Directive.
Leave out the pictures and copy everything else in the entries exactly.

Data shown.
## BEGIN

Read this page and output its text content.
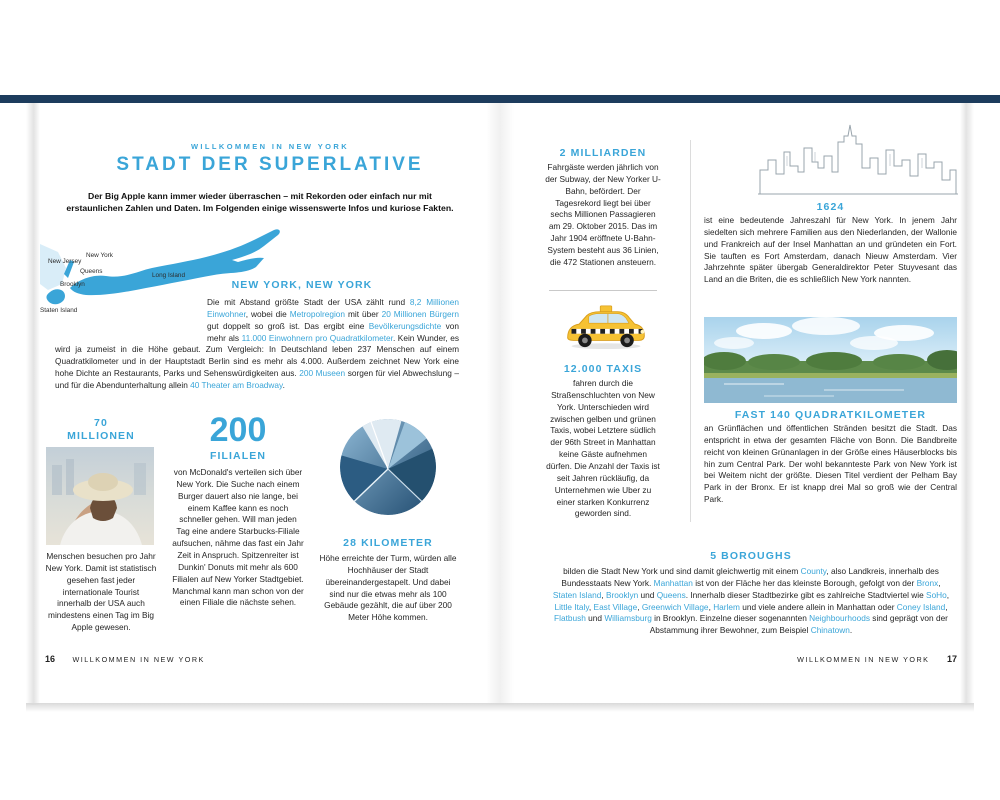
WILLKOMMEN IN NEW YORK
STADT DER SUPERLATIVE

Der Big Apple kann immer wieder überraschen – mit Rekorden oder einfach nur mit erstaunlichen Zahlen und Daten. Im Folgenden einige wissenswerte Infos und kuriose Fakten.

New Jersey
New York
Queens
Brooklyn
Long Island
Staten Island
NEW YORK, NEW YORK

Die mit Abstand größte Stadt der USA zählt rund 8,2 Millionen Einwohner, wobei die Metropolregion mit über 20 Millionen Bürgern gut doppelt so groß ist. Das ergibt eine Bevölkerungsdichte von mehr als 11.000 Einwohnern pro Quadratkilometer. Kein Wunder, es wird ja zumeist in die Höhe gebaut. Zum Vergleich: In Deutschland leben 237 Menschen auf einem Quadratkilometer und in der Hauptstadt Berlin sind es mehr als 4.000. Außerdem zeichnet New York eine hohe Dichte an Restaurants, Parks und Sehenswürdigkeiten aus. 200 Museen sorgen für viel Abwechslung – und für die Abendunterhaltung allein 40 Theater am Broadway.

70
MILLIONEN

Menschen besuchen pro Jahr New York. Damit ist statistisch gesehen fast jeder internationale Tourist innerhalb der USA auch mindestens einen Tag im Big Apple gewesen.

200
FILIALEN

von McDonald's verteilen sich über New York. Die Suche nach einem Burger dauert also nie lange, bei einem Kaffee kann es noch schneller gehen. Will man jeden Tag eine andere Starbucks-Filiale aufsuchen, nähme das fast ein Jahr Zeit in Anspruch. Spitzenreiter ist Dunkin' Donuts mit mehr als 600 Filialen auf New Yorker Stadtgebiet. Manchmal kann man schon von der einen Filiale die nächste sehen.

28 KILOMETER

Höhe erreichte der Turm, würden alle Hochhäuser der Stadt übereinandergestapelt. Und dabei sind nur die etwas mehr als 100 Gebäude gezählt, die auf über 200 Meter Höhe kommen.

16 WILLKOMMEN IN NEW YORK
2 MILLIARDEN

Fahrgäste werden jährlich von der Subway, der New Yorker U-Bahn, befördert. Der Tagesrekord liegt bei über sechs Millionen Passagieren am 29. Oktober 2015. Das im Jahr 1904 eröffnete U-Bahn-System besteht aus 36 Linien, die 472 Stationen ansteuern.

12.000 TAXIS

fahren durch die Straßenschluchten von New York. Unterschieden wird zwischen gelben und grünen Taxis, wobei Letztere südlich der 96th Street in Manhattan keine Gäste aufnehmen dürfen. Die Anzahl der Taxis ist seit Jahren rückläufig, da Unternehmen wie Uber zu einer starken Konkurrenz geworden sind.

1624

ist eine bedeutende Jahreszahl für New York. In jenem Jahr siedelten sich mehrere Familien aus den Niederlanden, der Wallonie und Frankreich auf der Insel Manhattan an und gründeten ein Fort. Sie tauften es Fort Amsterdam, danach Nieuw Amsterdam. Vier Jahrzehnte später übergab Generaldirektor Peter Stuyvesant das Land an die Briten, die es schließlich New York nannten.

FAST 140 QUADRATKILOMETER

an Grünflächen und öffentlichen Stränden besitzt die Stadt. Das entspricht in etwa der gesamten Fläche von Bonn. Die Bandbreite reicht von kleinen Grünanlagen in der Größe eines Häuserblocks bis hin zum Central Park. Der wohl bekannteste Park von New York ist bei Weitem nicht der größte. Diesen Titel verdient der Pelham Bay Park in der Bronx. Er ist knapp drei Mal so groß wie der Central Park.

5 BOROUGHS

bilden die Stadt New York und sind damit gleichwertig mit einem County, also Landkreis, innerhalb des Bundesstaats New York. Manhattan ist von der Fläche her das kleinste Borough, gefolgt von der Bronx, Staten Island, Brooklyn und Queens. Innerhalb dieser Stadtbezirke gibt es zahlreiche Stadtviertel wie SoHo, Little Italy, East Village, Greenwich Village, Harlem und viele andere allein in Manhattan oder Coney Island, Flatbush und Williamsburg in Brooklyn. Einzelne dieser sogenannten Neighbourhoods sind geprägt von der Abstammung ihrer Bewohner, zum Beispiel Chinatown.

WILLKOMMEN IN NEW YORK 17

## END

The result.
Read this page and output its text content.
WILLKOMMEN IN NEW YORK
STADT DER SUPERLATIVE

Der Big Apple kann immer wieder überraschen – mit Rekorden oder einfach nur mit erstaunlichen Zahlen und Daten. Im Folgenden einige wissenswerte Infos und kuriose Fakten.

New Jersey
New York
Queens
Brooklyn
Long Island
Staten Island
NEW YORK, NEW YORK

Die mit Abstand größte Stadt der USA zählt rund 8,2 Millionen Einwohner, wobei die Metropolregion mit über 20 Millionen Bürgern gut doppelt so groß ist. Das ergibt eine Bevölkerungsdichte von mehr als 11.000 Einwohnern pro Quadratkilometer. Kein Wunder, es wird ja zumeist in die Höhe gebaut. Zum Vergleich: In Deutschland leben 237 Menschen auf einem Quadratkilometer und in der Hauptstadt Berlin sind es mehr als 4.000. Außerdem zeichnet New York eine hohe Dichte an Restaurants, Parks und Sehenswürdigkeiten aus. 200 Museen sorgen für viel Abwechslung – und für die Abendunterhaltung allein 40 Theater am Broadway.

70
MILLIONEN

Menschen besuchen pro Jahr New York. Damit ist statistisch gesehen fast jeder internationale Tourist innerhalb der USA auch mindestens einen Tag im Big Apple gewesen.

200
FILIALEN

von McDonald's verteilen sich über New York. Die Suche nach einem Burger dauert also nie lange, bei einem Kaffee kann es noch schneller gehen. Will man jeden Tag eine andere Starbucks-Filiale aufsuchen, nähme das fast ein Jahr Zeit in Anspruch. Spitzenreiter ist Dunkin' Donuts mit mehr als 600 Filialen auf New Yorker Stadtgebiet. Manchmal kann man schon von der einen Filiale die nächste sehen.

28 KILOMETER

Höhe erreichte der Turm, würden alle Hochhäuser der Stadt übereinandergestapelt. Und dabei sind nur die etwas mehr als 100 Gebäude gezählt, die auf über 200 Meter Höhe kommen.

16 WILLKOMMEN IN NEW YORK
2 MILLIARDEN

Fahrgäste werden jährlich von der Subway, der New Yorker U-Bahn, befördert. Der Tagesrekord liegt bei über sechs Millionen Passagieren am 29. Oktober 2015. Das im Jahr 1904 eröffnete U-Bahn-System besteht aus 36 Linien, die 472 Stationen ansteuern.

12.000 TAXIS

fahren durch die Straßenschluchten von New York. Unterschieden wird zwischen gelben und grünen Taxis, wobei Letztere südlich der 96th Street in Manhattan keine Gäste aufnehmen dürfen. Die Anzahl der Taxis ist seit Jahren rückläufig, da Unternehmen wie Uber zu einer starken Konkurrenz geworden sind.

1624

ist eine bedeutende Jahreszahl für New York. In jenem Jahr siedelten sich mehrere Familien aus den Niederlanden, der Wallonie und Frankreich auf der Insel Manhattan an und gründeten ein Fort. Sie tauften es Fort Amsterdam, danach Nieuw Amsterdam. Vier Jahrzehnte später übergab Generaldirektor Peter Stuyvesant das Land an die Briten, die es schließlich New York nannten.

FAST 140 QUADRATKILOMETER

an Grünflächen und öffentlichen Stränden besitzt die Stadt. Das entspricht in etwa der gesamten Fläche von Bonn. Die Bandbreite reicht von kleinen Grünanlagen in der Größe eines Häuserblocks bis hin zum Central Park. Der wohl bekannteste Park von New York ist bei Weitem nicht der größte. Diesen Titel verdient der Pelham Bay Park in der Bronx. Er ist knapp drei Mal so groß wie der Central Park.

5 BOROUGHS

bilden die Stadt New York und sind damit gleichwertig mit einem County, also Landkreis, innerhalb des Bundesstaats New York. Manhattan ist von der Fläche her das kleinste Borough, gefolgt von der Bronx, Staten Island, Brooklyn und Queens. Innerhalb dieser Stadtbezirke gibt es zahlreiche Stadtviertel wie SoHo, Little Italy, East Village, Greenwich Village, Harlem und viele andere allein in Manhattan oder Coney Island, Flatbush und Williamsburg in Brooklyn. Einzelne dieser sogenannten Neighbourhoods sind geprägt von der Abstammung ihrer Bewohner, zum Beispiel Chinatown.

WILLKOMMEN IN NEW YORK 17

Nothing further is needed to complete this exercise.